* _REQUEST_: Look through the lines below and state how many hold the word "this". Write only the number.

——————

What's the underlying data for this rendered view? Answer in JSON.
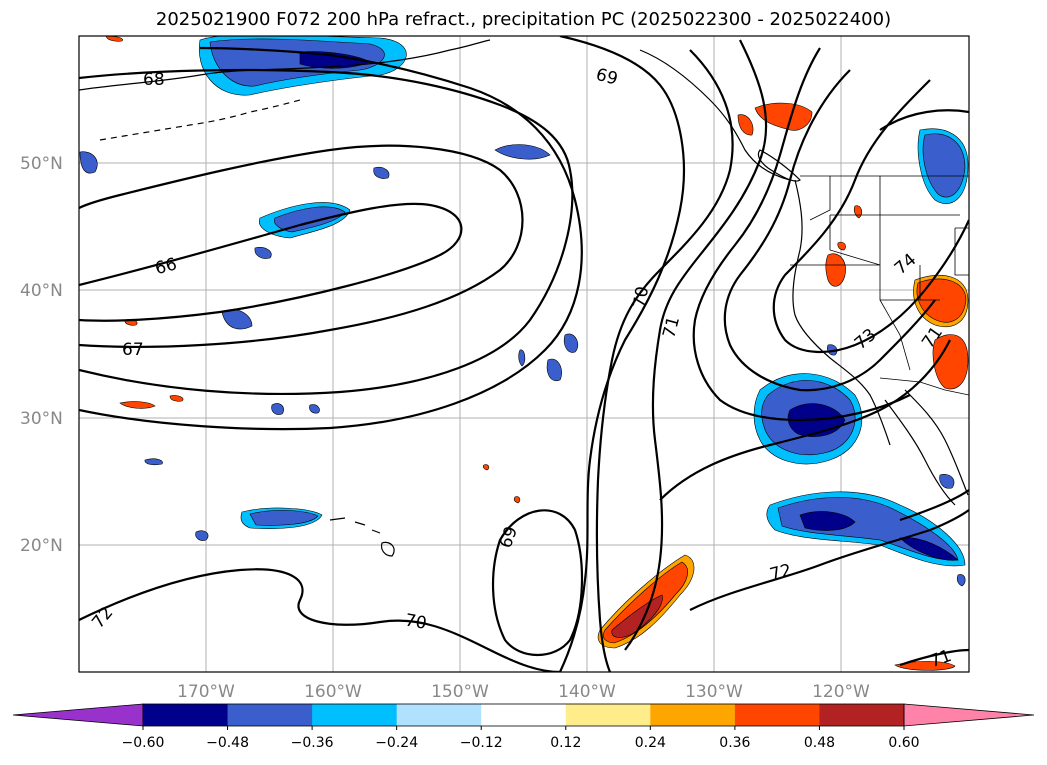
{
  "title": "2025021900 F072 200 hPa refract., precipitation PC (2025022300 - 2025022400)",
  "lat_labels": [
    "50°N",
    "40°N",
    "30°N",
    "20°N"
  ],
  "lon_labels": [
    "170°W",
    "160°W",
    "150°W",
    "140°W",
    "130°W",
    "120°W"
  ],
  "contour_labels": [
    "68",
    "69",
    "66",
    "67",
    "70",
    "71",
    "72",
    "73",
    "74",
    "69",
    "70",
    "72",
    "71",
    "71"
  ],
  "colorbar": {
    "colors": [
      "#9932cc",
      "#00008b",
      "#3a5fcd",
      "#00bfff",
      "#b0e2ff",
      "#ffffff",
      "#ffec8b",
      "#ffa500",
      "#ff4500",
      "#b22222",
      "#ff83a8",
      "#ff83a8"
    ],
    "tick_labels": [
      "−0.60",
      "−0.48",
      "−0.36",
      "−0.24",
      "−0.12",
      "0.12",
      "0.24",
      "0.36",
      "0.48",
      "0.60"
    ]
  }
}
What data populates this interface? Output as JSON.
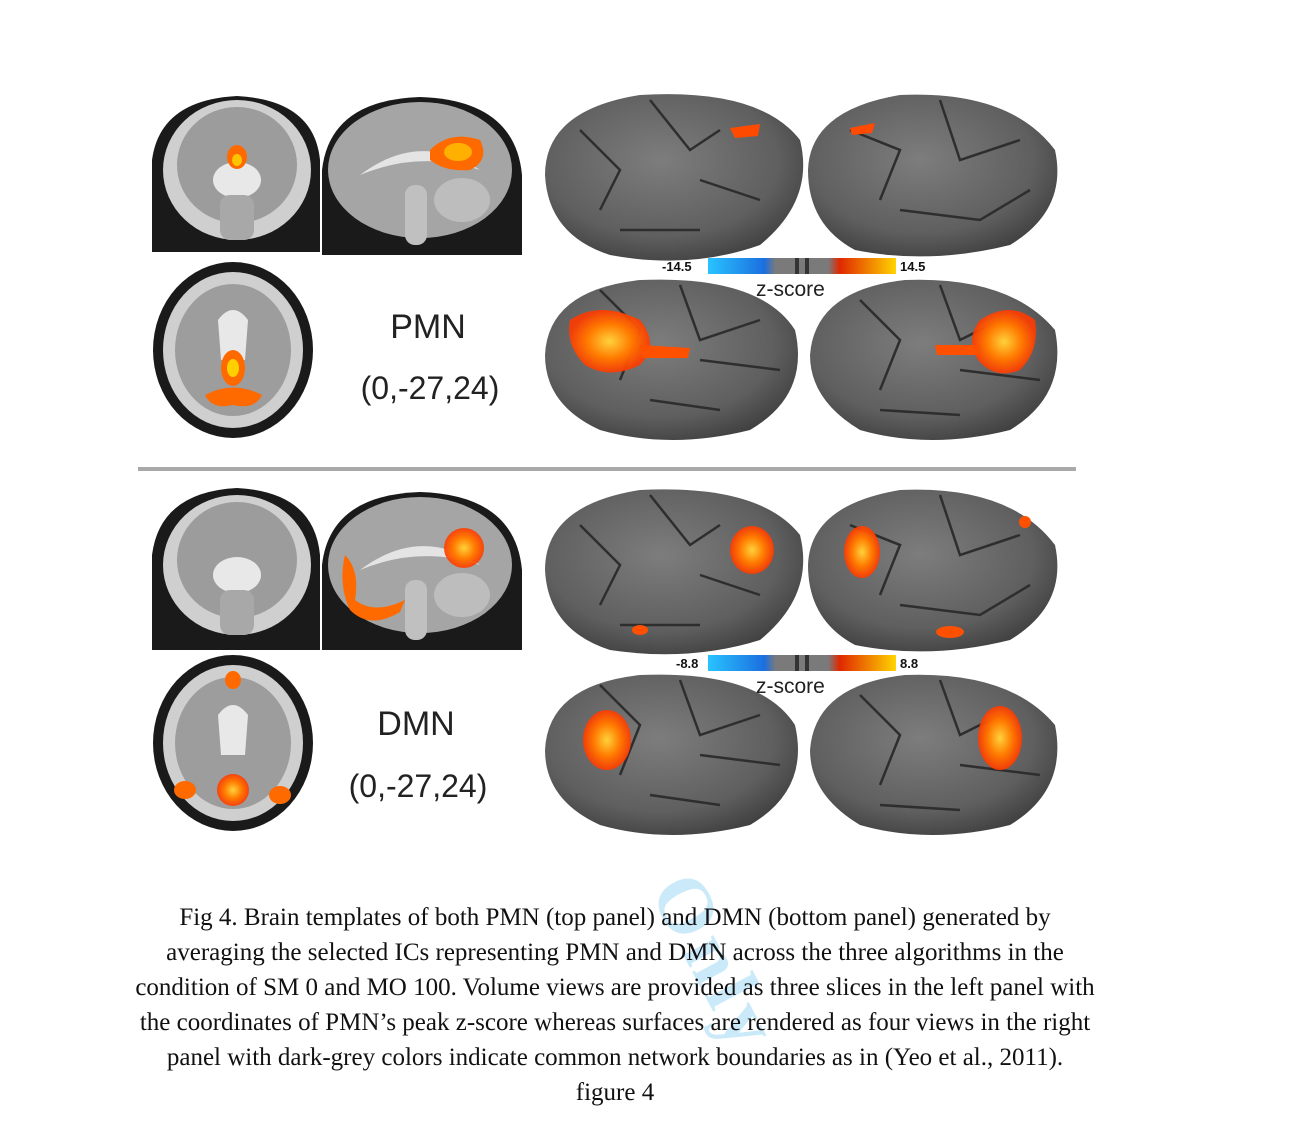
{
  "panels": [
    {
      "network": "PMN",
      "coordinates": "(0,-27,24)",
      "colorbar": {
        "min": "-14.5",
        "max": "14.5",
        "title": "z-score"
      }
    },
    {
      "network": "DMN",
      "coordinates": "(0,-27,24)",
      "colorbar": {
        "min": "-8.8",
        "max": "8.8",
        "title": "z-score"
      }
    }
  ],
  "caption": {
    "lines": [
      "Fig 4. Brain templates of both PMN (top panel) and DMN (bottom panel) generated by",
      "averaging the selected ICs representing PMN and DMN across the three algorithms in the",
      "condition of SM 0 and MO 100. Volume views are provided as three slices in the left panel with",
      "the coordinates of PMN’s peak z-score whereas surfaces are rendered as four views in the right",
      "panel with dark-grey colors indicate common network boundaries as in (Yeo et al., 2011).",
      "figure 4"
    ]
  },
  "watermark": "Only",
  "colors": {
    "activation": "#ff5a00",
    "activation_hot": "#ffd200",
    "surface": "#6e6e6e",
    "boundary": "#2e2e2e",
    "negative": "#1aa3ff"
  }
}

——————

* _EXPECTED OUTPUT_: 2